### [PROBLEM TO WORK ON]
Copy out all the records exactly.

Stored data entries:
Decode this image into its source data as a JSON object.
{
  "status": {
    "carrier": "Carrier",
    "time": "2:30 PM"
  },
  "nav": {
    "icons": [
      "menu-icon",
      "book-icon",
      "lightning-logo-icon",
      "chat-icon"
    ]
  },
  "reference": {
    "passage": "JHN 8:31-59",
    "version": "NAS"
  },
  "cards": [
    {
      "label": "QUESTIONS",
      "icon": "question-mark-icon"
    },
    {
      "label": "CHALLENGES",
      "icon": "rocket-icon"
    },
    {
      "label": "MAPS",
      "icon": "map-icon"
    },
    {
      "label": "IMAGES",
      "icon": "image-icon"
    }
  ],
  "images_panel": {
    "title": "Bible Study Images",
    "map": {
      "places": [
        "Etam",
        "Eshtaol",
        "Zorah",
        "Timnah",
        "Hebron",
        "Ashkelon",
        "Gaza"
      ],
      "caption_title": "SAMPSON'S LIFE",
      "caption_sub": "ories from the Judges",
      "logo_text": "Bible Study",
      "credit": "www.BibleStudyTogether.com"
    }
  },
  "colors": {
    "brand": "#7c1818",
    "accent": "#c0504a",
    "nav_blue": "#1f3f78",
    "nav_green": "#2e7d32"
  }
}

### [FINISHED ANSWER]
Decode this image into its source data as a JSON object.
{
  "status": {
    "carrier": "Carrier",
    "time": "2:30 PM"
  },
  "nav": {
    "icons": [
      "menu-icon",
      "book-icon",
      "lightning-logo-icon",
      "chat-icon"
    ]
  },
  "reference": {
    "passage": "JHN 8:31-59",
    "version": "NAS"
  },
  "cards": [
    {
      "label": "QUESTIONS",
      "icon": "question-mark-icon"
    },
    {
      "label": "CHALLENGES",
      "icon": "rocket-icon"
    },
    {
      "label": "MAPS",
      "icon": "map-icon"
    },
    {
      "label": "IMAGES",
      "icon": "image-icon"
    }
  ],
  "images_panel": {
    "title": "Bible Study Images",
    "map": {
      "places": [
        "Etam",
        "Eshtaol",
        "Zorah",
        "Timnah",
        "Hebron",
        "Ashkelon",
        "Gaza"
      ],
      "caption_title": "SAMPSON'S LIFE",
      "caption_sub": "ories from the Judges",
      "logo_text": "Bible Study",
      "credit": "www.BibleStudyTogether.com"
    }
  },
  "colors": {
    "brand": "#7c1818",
    "accent": "#c0504a",
    "nav_blue": "#1f3f78",
    "nav_green": "#2e7d32"
  }
}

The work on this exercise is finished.